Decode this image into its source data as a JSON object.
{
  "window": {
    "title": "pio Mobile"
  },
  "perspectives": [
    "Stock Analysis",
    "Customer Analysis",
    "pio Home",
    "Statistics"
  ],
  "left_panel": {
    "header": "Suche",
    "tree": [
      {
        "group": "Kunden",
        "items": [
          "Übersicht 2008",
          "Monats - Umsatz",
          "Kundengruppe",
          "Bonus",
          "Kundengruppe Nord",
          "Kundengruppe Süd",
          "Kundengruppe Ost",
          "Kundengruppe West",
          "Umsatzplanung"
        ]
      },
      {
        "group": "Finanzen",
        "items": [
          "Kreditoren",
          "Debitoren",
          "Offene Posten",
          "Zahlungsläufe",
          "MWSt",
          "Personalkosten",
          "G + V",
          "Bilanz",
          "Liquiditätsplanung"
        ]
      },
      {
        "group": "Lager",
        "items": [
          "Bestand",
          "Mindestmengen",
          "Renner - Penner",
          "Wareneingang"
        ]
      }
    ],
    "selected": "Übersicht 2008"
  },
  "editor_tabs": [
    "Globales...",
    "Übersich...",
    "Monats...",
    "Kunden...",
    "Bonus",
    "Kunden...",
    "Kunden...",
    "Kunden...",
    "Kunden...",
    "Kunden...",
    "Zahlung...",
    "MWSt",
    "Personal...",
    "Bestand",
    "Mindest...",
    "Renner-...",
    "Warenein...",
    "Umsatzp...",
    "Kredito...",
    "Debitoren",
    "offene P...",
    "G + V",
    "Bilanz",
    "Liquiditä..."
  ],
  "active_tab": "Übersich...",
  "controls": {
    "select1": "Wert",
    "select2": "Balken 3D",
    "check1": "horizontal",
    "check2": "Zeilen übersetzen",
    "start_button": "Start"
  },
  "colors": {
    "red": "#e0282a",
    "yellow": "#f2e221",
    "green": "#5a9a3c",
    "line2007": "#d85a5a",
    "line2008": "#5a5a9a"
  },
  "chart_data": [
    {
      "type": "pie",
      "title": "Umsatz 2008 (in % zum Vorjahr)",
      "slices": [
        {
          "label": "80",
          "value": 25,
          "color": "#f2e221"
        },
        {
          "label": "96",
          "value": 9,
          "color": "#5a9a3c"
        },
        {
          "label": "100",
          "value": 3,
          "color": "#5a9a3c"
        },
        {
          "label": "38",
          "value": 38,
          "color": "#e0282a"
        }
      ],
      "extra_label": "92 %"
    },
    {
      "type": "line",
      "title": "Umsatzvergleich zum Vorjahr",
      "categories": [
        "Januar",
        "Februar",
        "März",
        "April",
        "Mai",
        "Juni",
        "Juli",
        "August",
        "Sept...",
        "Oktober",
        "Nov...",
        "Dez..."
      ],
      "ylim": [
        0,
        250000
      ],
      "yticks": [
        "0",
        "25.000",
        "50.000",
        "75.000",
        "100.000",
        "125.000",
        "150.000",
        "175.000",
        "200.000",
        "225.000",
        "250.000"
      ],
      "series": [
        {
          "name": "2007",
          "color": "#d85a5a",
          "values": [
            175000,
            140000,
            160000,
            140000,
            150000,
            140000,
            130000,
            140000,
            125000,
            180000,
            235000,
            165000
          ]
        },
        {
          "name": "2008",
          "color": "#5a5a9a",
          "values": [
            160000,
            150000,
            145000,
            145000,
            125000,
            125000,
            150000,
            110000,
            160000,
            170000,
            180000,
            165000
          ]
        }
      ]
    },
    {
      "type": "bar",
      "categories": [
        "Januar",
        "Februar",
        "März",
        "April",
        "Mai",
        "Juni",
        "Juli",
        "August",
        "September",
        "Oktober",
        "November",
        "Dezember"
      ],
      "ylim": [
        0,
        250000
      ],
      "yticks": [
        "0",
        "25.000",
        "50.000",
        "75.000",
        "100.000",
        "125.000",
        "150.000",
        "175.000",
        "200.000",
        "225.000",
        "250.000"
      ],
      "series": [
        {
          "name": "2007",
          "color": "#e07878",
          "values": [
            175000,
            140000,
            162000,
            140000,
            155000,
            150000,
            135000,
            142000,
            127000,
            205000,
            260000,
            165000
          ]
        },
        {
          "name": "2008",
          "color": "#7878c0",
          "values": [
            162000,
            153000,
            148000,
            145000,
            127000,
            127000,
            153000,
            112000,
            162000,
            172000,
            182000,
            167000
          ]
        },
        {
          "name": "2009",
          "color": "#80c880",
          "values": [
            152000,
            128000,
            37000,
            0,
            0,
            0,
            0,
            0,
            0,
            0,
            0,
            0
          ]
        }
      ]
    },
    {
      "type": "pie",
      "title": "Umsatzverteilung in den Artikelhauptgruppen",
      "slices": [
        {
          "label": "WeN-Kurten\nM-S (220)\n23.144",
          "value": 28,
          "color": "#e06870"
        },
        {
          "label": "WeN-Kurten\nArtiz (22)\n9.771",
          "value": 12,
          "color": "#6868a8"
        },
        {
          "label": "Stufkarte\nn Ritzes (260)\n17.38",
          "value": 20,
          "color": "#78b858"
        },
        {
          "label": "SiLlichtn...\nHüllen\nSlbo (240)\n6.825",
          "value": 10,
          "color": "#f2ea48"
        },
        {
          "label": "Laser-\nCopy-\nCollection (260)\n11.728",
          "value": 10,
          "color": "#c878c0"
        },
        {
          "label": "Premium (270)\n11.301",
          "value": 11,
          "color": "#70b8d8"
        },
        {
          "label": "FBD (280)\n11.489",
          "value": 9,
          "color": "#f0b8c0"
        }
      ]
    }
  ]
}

________

Using the material above, work out how many lines contain the string "Vorjahr". Give that number alone.

• _The answer_
2